# [What to work on]
Write out each line in which the string "qinlingensis" is present.

Some records
>> BEGIN

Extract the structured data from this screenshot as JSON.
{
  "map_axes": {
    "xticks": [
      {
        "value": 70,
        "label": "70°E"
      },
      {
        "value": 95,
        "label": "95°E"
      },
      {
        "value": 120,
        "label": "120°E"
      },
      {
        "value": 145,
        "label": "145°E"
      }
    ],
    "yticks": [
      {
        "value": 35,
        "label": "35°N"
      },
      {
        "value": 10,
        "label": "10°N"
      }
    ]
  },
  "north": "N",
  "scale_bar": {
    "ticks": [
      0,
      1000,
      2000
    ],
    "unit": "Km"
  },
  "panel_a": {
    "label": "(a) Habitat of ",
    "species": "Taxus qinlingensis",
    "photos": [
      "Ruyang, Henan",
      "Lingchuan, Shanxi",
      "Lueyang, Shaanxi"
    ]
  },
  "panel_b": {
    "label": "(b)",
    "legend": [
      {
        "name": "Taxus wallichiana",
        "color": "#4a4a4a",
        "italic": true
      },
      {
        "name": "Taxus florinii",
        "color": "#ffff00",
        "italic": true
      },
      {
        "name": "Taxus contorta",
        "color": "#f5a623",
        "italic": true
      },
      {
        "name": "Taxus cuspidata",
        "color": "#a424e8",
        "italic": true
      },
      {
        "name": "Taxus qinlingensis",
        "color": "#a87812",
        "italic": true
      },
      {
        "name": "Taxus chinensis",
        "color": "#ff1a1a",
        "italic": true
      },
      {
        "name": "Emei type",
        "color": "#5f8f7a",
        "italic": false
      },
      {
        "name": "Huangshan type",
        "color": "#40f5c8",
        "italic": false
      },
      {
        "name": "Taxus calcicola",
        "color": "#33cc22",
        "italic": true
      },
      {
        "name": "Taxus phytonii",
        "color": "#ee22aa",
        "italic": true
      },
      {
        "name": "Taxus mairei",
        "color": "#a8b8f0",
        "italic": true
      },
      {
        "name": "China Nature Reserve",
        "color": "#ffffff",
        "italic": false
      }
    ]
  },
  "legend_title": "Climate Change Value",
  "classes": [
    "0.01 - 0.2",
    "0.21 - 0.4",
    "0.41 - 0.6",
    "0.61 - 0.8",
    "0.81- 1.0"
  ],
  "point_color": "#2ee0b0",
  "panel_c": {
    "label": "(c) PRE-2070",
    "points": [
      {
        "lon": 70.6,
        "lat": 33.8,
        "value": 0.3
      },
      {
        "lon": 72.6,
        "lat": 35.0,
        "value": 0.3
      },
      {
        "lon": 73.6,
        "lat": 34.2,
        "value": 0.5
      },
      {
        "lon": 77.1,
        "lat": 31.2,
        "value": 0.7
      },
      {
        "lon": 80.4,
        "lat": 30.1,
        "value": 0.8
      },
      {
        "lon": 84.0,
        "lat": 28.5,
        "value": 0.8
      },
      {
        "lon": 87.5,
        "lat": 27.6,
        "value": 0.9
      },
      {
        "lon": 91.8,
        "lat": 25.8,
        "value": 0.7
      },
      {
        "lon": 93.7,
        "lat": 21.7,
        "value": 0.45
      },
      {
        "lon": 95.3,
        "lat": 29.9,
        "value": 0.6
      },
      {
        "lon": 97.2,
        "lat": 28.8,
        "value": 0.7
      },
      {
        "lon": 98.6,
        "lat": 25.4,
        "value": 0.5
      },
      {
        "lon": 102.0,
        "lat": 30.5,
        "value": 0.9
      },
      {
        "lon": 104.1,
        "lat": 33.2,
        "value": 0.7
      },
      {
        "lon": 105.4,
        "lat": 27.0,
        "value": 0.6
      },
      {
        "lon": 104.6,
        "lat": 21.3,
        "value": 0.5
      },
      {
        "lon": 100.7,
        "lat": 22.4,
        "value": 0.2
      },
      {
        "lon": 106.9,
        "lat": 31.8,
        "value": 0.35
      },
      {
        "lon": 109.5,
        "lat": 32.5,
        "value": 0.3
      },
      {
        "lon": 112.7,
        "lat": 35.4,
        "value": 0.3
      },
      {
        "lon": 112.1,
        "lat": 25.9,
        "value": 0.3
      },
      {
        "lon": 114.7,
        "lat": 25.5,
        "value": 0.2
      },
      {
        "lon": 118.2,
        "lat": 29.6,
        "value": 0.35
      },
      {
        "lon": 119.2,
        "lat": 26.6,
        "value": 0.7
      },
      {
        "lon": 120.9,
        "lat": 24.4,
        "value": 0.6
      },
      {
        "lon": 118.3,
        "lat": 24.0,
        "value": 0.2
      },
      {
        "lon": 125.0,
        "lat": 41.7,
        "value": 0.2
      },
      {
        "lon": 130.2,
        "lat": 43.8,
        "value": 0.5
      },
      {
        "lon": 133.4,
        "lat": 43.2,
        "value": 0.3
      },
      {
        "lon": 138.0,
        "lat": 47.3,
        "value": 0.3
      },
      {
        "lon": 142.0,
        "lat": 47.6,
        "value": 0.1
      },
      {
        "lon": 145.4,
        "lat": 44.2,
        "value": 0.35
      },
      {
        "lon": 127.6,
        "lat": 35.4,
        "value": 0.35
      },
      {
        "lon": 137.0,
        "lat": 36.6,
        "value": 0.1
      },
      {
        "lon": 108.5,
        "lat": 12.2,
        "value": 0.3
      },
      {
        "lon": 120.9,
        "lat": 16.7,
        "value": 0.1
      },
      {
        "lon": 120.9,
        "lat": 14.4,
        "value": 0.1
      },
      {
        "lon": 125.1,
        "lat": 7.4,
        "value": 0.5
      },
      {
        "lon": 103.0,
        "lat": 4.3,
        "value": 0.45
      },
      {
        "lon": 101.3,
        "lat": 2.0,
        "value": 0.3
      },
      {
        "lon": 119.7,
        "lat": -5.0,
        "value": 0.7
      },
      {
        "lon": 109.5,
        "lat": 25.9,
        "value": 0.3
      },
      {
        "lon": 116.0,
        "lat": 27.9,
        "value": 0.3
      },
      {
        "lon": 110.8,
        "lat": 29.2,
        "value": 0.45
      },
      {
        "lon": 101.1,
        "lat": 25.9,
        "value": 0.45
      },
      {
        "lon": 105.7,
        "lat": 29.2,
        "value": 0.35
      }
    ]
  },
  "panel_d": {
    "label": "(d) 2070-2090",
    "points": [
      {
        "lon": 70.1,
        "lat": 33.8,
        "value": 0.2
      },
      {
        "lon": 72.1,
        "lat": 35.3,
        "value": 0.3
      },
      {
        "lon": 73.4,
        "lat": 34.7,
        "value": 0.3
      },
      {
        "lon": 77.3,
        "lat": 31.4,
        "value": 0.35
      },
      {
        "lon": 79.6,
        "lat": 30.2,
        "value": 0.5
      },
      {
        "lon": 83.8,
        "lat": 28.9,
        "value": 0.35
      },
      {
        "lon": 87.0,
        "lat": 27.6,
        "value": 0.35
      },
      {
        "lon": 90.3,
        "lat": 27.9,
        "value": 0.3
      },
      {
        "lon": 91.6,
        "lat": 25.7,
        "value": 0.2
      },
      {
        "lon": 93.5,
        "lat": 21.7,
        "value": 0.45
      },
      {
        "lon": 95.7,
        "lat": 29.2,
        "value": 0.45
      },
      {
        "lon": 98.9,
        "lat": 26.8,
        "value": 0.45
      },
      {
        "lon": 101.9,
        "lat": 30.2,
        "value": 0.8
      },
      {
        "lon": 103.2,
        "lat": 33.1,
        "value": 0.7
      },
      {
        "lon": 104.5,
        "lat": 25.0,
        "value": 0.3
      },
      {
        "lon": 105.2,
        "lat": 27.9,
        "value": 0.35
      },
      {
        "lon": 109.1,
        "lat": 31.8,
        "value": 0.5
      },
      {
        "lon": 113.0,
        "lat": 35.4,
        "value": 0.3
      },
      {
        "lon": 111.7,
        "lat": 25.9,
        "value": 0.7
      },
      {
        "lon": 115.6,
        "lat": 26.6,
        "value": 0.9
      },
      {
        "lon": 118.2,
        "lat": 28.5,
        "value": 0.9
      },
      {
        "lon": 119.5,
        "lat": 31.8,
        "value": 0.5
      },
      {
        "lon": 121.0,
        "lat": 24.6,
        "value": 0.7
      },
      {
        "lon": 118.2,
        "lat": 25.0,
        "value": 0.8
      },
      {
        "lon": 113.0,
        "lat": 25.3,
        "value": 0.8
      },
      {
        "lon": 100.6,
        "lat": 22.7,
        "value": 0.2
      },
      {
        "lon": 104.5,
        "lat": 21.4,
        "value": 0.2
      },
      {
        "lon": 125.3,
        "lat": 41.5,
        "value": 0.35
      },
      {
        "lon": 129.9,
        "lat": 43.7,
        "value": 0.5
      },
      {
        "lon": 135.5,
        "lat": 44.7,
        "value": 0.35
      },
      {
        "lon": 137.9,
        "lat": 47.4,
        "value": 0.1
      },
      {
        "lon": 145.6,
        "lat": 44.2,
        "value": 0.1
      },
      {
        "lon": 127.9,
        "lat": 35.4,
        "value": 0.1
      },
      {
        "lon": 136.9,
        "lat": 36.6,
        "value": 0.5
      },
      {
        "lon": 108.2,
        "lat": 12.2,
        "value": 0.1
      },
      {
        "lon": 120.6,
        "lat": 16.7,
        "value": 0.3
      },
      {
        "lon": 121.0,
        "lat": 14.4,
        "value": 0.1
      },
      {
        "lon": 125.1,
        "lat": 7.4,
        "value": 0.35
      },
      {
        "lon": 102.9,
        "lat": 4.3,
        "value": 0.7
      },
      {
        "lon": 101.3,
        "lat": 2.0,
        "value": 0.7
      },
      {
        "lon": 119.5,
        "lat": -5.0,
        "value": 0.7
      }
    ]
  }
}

>> END

# [The reply]
    "species": "Taxus qinlingensis",
        "name": "Taxus qinlingensis",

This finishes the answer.